Written instruction: Could you format the listing below as a Markdown table with a Row column for the row number and an Entry column for the line, leaving out blank lines and the pictures?

Dataset records:
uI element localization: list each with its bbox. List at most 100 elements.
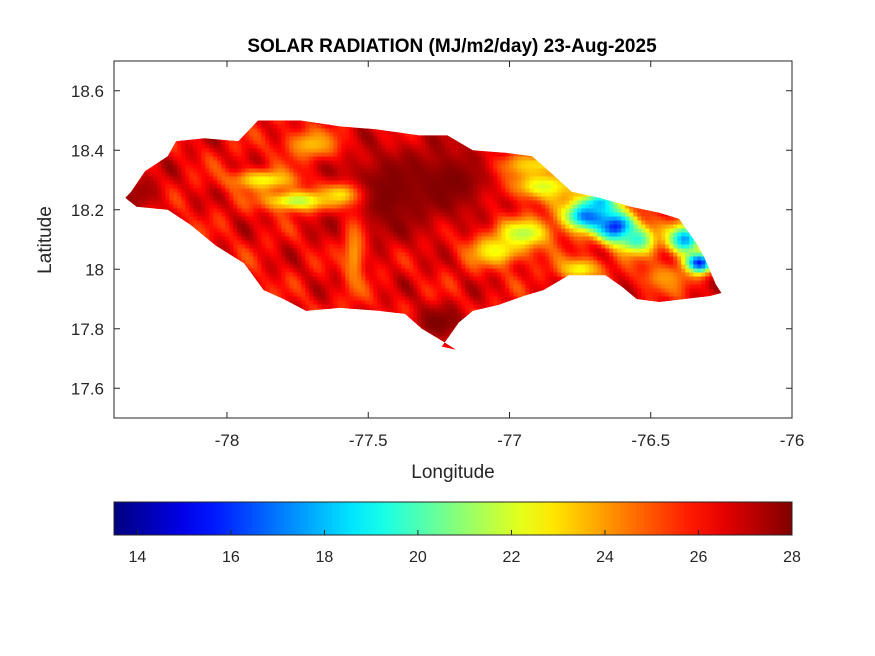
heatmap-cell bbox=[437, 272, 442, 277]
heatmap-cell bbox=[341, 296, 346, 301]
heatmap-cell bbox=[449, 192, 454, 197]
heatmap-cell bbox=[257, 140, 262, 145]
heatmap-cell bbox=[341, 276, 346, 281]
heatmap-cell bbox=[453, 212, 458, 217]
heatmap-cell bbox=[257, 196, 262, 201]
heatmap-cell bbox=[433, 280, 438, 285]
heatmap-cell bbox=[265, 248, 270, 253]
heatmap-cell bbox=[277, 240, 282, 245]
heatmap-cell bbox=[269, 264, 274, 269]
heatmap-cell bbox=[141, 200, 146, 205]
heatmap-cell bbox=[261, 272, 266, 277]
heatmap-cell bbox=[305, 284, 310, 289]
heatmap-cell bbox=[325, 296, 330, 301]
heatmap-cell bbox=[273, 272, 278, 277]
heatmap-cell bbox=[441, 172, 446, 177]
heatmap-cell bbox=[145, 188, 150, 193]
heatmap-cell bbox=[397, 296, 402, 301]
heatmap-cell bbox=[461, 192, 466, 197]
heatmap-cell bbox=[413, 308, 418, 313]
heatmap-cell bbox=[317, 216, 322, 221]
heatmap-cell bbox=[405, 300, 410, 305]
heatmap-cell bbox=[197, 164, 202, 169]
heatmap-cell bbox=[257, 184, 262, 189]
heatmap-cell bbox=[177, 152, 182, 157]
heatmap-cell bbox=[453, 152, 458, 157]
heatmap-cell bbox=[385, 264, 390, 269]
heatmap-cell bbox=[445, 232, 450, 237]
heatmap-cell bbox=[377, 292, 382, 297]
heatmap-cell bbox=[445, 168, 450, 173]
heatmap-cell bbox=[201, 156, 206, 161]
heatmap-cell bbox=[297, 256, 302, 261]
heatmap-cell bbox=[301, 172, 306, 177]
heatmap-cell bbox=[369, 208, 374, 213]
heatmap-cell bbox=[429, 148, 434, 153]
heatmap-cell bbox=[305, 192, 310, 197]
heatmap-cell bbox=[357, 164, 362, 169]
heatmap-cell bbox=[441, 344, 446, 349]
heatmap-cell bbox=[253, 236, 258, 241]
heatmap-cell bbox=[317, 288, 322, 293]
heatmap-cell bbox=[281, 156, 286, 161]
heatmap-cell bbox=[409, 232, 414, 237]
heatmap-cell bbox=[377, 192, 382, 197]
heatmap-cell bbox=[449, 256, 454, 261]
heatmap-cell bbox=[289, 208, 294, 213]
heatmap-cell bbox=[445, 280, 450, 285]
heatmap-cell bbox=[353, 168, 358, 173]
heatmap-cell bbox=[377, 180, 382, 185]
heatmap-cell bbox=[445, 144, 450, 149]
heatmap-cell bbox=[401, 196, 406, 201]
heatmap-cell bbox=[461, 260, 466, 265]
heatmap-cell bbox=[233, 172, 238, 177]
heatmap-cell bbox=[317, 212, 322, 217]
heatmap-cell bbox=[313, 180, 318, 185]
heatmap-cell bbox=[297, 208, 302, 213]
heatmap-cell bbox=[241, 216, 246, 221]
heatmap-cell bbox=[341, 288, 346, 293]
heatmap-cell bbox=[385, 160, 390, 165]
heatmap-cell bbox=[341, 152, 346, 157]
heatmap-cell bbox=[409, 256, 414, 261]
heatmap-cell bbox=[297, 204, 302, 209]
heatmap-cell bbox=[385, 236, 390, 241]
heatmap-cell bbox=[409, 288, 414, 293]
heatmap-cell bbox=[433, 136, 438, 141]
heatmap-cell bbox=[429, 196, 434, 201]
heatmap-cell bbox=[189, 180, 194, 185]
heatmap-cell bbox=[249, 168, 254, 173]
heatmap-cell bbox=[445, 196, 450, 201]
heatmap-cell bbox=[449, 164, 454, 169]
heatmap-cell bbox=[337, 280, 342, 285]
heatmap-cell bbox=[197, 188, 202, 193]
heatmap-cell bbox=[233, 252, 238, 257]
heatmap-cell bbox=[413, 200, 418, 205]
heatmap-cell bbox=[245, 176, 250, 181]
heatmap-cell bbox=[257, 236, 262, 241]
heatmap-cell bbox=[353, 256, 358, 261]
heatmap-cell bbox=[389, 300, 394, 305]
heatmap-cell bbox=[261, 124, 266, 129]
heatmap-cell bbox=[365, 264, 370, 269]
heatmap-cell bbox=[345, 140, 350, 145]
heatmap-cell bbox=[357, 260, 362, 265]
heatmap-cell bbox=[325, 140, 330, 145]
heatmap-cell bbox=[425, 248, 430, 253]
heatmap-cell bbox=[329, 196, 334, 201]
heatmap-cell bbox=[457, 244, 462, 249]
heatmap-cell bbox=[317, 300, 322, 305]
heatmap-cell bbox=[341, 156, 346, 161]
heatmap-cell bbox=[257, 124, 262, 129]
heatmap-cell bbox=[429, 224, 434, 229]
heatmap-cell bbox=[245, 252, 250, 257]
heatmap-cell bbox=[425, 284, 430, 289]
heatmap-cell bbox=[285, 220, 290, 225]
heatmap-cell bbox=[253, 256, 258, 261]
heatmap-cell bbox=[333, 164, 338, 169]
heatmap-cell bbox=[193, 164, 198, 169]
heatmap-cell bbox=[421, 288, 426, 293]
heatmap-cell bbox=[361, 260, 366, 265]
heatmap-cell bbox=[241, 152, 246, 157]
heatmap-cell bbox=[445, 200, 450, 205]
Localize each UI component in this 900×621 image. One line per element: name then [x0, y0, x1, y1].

Worked solution:
| Row | Entry |
|---|---|
| 1 | uI element localization: list each with its bbox. List at most 100 elements. |
| 2 | heatmap-cell bbox=[437, 272, 442, 277] |
| 3 | heatmap-cell bbox=[341, 296, 346, 301] |
| 4 | heatmap-cell bbox=[449, 192, 454, 197] |
| 5 | heatmap-cell bbox=[257, 140, 262, 145] |
| 6 | heatmap-cell bbox=[341, 276, 346, 281] |
| 7 | heatmap-cell bbox=[453, 212, 458, 217] |
| 8 | heatmap-cell bbox=[257, 196, 262, 201] |
| 9 | heatmap-cell bbox=[433, 280, 438, 285] |
| 10 | heatmap-cell bbox=[265, 248, 270, 253] |
| 11 | heatmap-cell bbox=[277, 240, 282, 245] |
| 12 | heatmap-cell bbox=[269, 264, 274, 269] |
| 13 | heatmap-cell bbox=[141, 200, 146, 205] |
| 14 | heatmap-cell bbox=[261, 272, 266, 277] |
| 15 | heatmap-cell bbox=[305, 284, 310, 289] |
| 16 | heatmap-cell bbox=[325, 296, 330, 301] |
| 17 | heatmap-cell bbox=[273, 272, 278, 277] |
| 18 | heatmap-cell bbox=[441, 172, 446, 177] |
| 19 | heatmap-cell bbox=[145, 188, 150, 193] |
| 20 | heatmap-cell bbox=[397, 296, 402, 301] |
| 21 | heatmap-cell bbox=[461, 192, 466, 197] |
| 22 | heatmap-cell bbox=[413, 308, 418, 313] |
| 23 | heatmap-cell bbox=[317, 216, 322, 221] |
| 24 | heatmap-cell bbox=[405, 300, 410, 305] |
| 25 | heatmap-cell bbox=[197, 164, 202, 169] |
| 26 | heatmap-cell bbox=[257, 184, 262, 189] |
| 27 | heatmap-cell bbox=[177, 152, 182, 157] |
| 28 | heatmap-cell bbox=[453, 152, 458, 157] |
| 29 | heatmap-cell bbox=[385, 264, 390, 269] |
| 30 | heatmap-cell bbox=[445, 232, 450, 237] |
| 31 | heatmap-cell bbox=[377, 292, 382, 297] |
| 32 | heatmap-cell bbox=[445, 168, 450, 173] |
| 33 | heatmap-cell bbox=[201, 156, 206, 161] |
| 34 | heatmap-cell bbox=[297, 256, 302, 261] |
| 35 | heatmap-cell bbox=[301, 172, 306, 177] |
| 36 | heatmap-cell bbox=[369, 208, 374, 213] |
| 37 | heatmap-cell bbox=[429, 148, 434, 153] |
| 38 | heatmap-cell bbox=[305, 192, 310, 197] |
| 39 | heatmap-cell bbox=[357, 164, 362, 169] |
| 40 | heatmap-cell bbox=[441, 344, 446, 349] |
| 41 | heatmap-cell bbox=[253, 236, 258, 241] |
| 42 | heatmap-cell bbox=[317, 288, 322, 293] |
| 43 | heatmap-cell bbox=[281, 156, 286, 161] |
| 44 | heatmap-cell bbox=[409, 232, 414, 237] |
| 45 | heatmap-cell bbox=[377, 192, 382, 197] |
| 46 | heatmap-cell bbox=[449, 256, 454, 261] |
| 47 | heatmap-cell bbox=[289, 208, 294, 213] |
| 48 | heatmap-cell bbox=[445, 280, 450, 285] |
| 49 | heatmap-cell bbox=[353, 168, 358, 173] |
| 50 | heatmap-cell bbox=[377, 180, 382, 185] |
| 51 | heatmap-cell bbox=[445, 144, 450, 149] |
| 52 | heatmap-cell bbox=[401, 196, 406, 201] |
| 53 | heatmap-cell bbox=[461, 260, 466, 265] |
| 54 | heatmap-cell bbox=[233, 172, 238, 177] |
| 55 | heatmap-cell bbox=[317, 212, 322, 217] |
| 56 | heatmap-cell bbox=[313, 180, 318, 185] |
| 57 | heatmap-cell bbox=[297, 208, 302, 213] |
| 58 | heatmap-cell bbox=[241, 216, 246, 221] |
| 59 | heatmap-cell bbox=[341, 288, 346, 293] |
| 60 | heatmap-cell bbox=[385, 160, 390, 165] |
| 61 | heatmap-cell bbox=[341, 152, 346, 157] |
| 62 | heatmap-cell bbox=[409, 256, 414, 261] |
| 63 | heatmap-cell bbox=[297, 204, 302, 209] |
| 64 | heatmap-cell bbox=[385, 236, 390, 241] |
| 65 | heatmap-cell bbox=[409, 288, 414, 293] |
| 66 | heatmap-cell bbox=[433, 136, 438, 141] |
| 67 | heatmap-cell bbox=[429, 196, 434, 201] |
| 68 | heatmap-cell bbox=[189, 180, 194, 185] |
| 69 | heatmap-cell bbox=[249, 168, 254, 173] |
| 70 | heatmap-cell bbox=[445, 196, 450, 201] |
| 71 | heatmap-cell bbox=[449, 164, 454, 169] |
| 72 | heatmap-cell bbox=[337, 280, 342, 285] |
| 73 | heatmap-cell bbox=[197, 188, 202, 193] |
| 74 | heatmap-cell bbox=[233, 252, 238, 257] |
| 75 | heatmap-cell bbox=[413, 200, 418, 205] |
| 76 | heatmap-cell bbox=[245, 176, 250, 181] |
| 77 | heatmap-cell bbox=[257, 236, 262, 241] |
| 78 | heatmap-cell bbox=[353, 256, 358, 261] |
| 79 | heatmap-cell bbox=[389, 300, 394, 305] |
| 80 | heatmap-cell bbox=[261, 124, 266, 129] |
| 81 | heatmap-cell bbox=[365, 264, 370, 269] |
| 82 | heatmap-cell bbox=[345, 140, 350, 145] |
| 83 | heatmap-cell bbox=[357, 260, 362, 265] |
| 84 | heatmap-cell bbox=[325, 140, 330, 145] |
| 85 | heatmap-cell bbox=[425, 248, 430, 253] |
| 86 | heatmap-cell bbox=[329, 196, 334, 201] |
| 87 | heatmap-cell bbox=[457, 244, 462, 249] |
| 88 | heatmap-cell bbox=[317, 300, 322, 305] |
| 89 | heatmap-cell bbox=[341, 156, 346, 161] |
| 90 | heatmap-cell bbox=[257, 124, 262, 129] |
| 91 | heatmap-cell bbox=[429, 224, 434, 229] |
| 92 | heatmap-cell bbox=[245, 252, 250, 257] |
| 93 | heatmap-cell bbox=[425, 284, 430, 289] |
| 94 | heatmap-cell bbox=[285, 220, 290, 225] |
| 95 | heatmap-cell bbox=[253, 256, 258, 261] |
| 96 | heatmap-cell bbox=[333, 164, 338, 169] |
| 97 | heatmap-cell bbox=[193, 164, 198, 169] |
| 98 | heatmap-cell bbox=[421, 288, 426, 293] |
| 99 | heatmap-cell bbox=[361, 260, 366, 265] |
| 100 | heatmap-cell bbox=[241, 152, 246, 157] |
| 101 | heatmap-cell bbox=[445, 200, 450, 205] |
| 102 | Localize each UI component in this 900×621 image. One line per element: name then [x0, y0, x1, y1]. |